_DIRECTION_
Reproduce each of the following records verbatim, with no alterations.

_RECORDED DATA_

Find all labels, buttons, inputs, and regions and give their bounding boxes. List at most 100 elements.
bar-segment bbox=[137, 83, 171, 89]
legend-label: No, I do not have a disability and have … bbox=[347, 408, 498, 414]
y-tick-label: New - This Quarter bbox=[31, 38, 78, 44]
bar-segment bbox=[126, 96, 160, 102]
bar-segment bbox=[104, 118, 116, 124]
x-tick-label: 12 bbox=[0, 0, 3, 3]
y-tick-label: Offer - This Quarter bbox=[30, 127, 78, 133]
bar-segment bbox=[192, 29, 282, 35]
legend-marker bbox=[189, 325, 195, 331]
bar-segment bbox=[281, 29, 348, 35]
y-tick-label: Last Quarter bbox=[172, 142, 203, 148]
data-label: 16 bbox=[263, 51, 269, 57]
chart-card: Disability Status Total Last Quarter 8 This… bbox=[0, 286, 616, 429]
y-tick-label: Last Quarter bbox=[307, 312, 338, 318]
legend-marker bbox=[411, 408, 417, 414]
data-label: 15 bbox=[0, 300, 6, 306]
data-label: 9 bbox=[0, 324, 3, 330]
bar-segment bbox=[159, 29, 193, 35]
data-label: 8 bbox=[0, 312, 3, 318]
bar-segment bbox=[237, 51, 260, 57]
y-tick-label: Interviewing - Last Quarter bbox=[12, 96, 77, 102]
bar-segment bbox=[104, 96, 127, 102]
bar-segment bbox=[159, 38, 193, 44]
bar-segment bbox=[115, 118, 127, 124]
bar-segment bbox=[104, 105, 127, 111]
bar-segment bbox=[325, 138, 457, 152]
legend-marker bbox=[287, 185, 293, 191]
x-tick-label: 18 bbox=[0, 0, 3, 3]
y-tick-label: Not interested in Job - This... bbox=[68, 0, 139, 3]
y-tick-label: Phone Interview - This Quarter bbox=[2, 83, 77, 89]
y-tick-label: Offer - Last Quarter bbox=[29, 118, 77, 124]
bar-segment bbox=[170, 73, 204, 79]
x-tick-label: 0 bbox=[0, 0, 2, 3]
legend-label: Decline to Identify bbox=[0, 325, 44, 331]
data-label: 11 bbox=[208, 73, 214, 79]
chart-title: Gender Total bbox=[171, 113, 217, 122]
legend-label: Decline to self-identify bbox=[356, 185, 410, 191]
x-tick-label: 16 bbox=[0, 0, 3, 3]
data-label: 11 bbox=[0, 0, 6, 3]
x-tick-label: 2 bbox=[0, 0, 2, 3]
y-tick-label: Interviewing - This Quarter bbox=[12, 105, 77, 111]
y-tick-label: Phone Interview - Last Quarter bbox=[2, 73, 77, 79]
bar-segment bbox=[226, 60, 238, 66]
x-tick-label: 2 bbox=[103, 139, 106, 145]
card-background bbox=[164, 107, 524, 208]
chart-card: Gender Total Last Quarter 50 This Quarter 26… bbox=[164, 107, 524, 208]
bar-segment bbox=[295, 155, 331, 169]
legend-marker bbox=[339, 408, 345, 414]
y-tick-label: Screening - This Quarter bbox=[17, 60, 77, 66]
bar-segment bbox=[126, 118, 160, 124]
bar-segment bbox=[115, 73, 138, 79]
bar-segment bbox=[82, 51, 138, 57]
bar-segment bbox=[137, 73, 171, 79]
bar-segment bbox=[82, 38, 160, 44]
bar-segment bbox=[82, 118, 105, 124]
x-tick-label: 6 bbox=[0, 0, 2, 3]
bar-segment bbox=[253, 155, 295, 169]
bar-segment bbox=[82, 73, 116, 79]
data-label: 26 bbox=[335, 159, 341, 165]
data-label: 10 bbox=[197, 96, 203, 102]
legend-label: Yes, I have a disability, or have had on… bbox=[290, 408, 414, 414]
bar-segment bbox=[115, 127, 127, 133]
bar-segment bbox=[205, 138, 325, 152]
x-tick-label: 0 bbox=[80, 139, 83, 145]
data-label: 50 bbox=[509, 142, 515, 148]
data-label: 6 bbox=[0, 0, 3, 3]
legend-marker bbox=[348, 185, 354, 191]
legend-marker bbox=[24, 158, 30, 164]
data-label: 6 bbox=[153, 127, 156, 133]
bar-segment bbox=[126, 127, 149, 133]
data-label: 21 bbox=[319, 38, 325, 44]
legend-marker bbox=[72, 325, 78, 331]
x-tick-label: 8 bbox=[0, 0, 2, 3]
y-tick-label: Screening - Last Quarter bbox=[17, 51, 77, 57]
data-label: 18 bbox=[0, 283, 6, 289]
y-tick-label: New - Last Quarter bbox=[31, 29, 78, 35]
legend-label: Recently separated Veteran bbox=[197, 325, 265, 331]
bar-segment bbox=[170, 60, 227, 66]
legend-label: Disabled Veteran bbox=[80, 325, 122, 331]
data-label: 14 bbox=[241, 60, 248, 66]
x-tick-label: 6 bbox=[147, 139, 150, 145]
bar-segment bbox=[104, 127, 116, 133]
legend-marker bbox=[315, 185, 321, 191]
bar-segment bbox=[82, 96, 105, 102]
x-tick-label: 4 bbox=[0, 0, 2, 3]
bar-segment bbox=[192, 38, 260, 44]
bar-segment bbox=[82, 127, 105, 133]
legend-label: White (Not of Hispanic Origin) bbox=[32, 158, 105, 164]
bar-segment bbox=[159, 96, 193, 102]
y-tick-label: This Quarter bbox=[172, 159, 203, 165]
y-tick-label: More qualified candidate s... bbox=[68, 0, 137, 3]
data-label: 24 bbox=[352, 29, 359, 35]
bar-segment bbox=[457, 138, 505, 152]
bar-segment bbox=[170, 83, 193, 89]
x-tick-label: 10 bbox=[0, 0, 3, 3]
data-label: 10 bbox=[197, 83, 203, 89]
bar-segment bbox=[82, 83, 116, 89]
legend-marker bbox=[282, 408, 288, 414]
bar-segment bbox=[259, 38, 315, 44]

_RESPONSE_
Find all labels, buttons, inputs, and regions and give their bounding boxes. List at most 100 elements.
bar-segment bbox=[137, 83, 171, 89]
legend-label: No, I do not have a disability and have … bbox=[347, 408, 498, 414]
y-tick-label: New - This Quarter bbox=[31, 38, 78, 44]
bar-segment bbox=[126, 96, 160, 102]
bar-segment bbox=[104, 118, 116, 124]
x-tick-label: 12 bbox=[0, 0, 3, 3]
y-tick-label: Offer - This Quarter bbox=[30, 127, 78, 133]
bar-segment bbox=[192, 29, 282, 35]
legend-marker bbox=[189, 325, 195, 331]
bar-segment bbox=[281, 29, 348, 35]
y-tick-label: Last Quarter bbox=[172, 142, 203, 148]
data-label: 16 bbox=[263, 51, 269, 57]
chart-card: Disability Status Total Last Quarter 8 This… bbox=[0, 286, 616, 429]
y-tick-label: Last Quarter bbox=[307, 312, 338, 318]
legend-marker bbox=[411, 408, 417, 414]
data-label: 15 bbox=[0, 300, 6, 306]
data-label: 9 bbox=[0, 324, 3, 330]
bar-segment bbox=[159, 29, 193, 35]
data-label: 8 bbox=[0, 312, 3, 318]
bar-segment bbox=[237, 51, 260, 57]
y-tick-label: Interviewing - Last Quarter bbox=[12, 96, 77, 102]
bar-segment bbox=[104, 96, 127, 102]
bar-segment bbox=[159, 38, 193, 44]
bar-segment bbox=[115, 118, 127, 124]
bar-segment bbox=[104, 105, 127, 111]
bar-segment bbox=[325, 138, 457, 152]
legend-marker bbox=[287, 185, 293, 191]
x-tick-label: 18 bbox=[0, 0, 3, 3]
y-tick-label: Not interested in Job - This... bbox=[68, 0, 139, 3]
y-tick-label: Phone Interview - This Quarter bbox=[2, 83, 77, 89]
y-tick-label: Offer - Last Quarter bbox=[29, 118, 77, 124]
bar-segment bbox=[170, 73, 204, 79]
x-tick-label: 0 bbox=[0, 0, 2, 3]
legend-label: Decline to Identify bbox=[0, 325, 44, 331]
data-label: 11 bbox=[208, 73, 214, 79]
chart-title: Gender Total bbox=[171, 113, 217, 122]
legend-label: Decline to self-identify bbox=[356, 185, 410, 191]
x-tick-label: 16 bbox=[0, 0, 3, 3]
data-label: 11 bbox=[0, 0, 6, 3]
x-tick-label: 2 bbox=[0, 0, 2, 3]
y-tick-label: Interviewing - This Quarter bbox=[12, 105, 77, 111]
y-tick-label: Phone Interview - Last Quarter bbox=[2, 73, 77, 79]
bar-segment bbox=[226, 60, 238, 66]
x-tick-label: 2 bbox=[103, 139, 106, 145]
card-background bbox=[164, 107, 524, 208]
chart-card: Gender Total Last Quarter 50 This Quarter 26… bbox=[164, 107, 524, 208]
bar-segment bbox=[295, 155, 331, 169]
legend-marker bbox=[339, 408, 345, 414]
y-tick-label: Screening - This Quarter bbox=[17, 60, 77, 66]
bar-segment bbox=[126, 118, 160, 124]
bar-segment bbox=[115, 73, 138, 79]
bar-segment bbox=[82, 51, 138, 57]
bar-segment bbox=[137, 73, 171, 79]
bar-segment bbox=[82, 38, 160, 44]
bar-segment bbox=[82, 118, 105, 124]
x-tick-label: 6 bbox=[0, 0, 2, 3]
bar-segment bbox=[253, 155, 295, 169]
bar-segment bbox=[82, 73, 116, 79]
data-label: 26 bbox=[335, 159, 341, 165]
data-label: 10 bbox=[197, 96, 203, 102]
legend-label: Yes, I have a disability, or have had on… bbox=[290, 408, 414, 414]
bar-segment bbox=[115, 127, 127, 133]
bar-segment bbox=[205, 138, 325, 152]
x-tick-label: 0 bbox=[80, 139, 83, 145]
data-label: 50 bbox=[509, 142, 515, 148]
data-label: 6 bbox=[0, 0, 3, 3]
legend-marker bbox=[348, 185, 354, 191]
legend-marker bbox=[24, 158, 30, 164]
data-label: 6 bbox=[153, 127, 156, 133]
bar-segment bbox=[126, 127, 149, 133]
data-label: 21 bbox=[319, 38, 325, 44]
legend-marker bbox=[72, 325, 78, 331]
x-tick-label: 8 bbox=[0, 0, 2, 3]
y-tick-label: Screening - Last Quarter bbox=[17, 51, 77, 57]
data-label: 18 bbox=[0, 283, 6, 289]
y-tick-label: New - Last Quarter bbox=[31, 29, 78, 35]
legend-label: Recently separated Veteran bbox=[197, 325, 265, 331]
bar-segment bbox=[170, 60, 227, 66]
legend-label: Disabled Veteran bbox=[80, 325, 122, 331]
data-label: 14 bbox=[241, 60, 248, 66]
x-tick-label: 6 bbox=[147, 139, 150, 145]
bar-segment bbox=[104, 127, 116, 133]
legend-marker bbox=[315, 185, 321, 191]
bar-segment bbox=[82, 96, 105, 102]
x-tick-label: 4 bbox=[0, 0, 2, 3]
bar-segment bbox=[192, 38, 260, 44]
bar-segment bbox=[82, 127, 105, 133]
legend-label: White (Not of Hispanic Origin) bbox=[32, 158, 105, 164]
bar-segment bbox=[159, 96, 193, 102]
y-tick-label: This Quarter bbox=[172, 159, 203, 165]
y-tick-label: More qualified candidate s... bbox=[68, 0, 137, 3]
data-label: 24 bbox=[352, 29, 359, 35]
bar-segment bbox=[457, 138, 505, 152]
bar-segment bbox=[170, 83, 193, 89]
x-tick-label: 10 bbox=[0, 0, 3, 3]
data-label: 10 bbox=[197, 83, 203, 89]
bar-segment bbox=[82, 83, 116, 89]
legend-marker bbox=[282, 408, 288, 414]
bar-segment bbox=[259, 38, 315, 44]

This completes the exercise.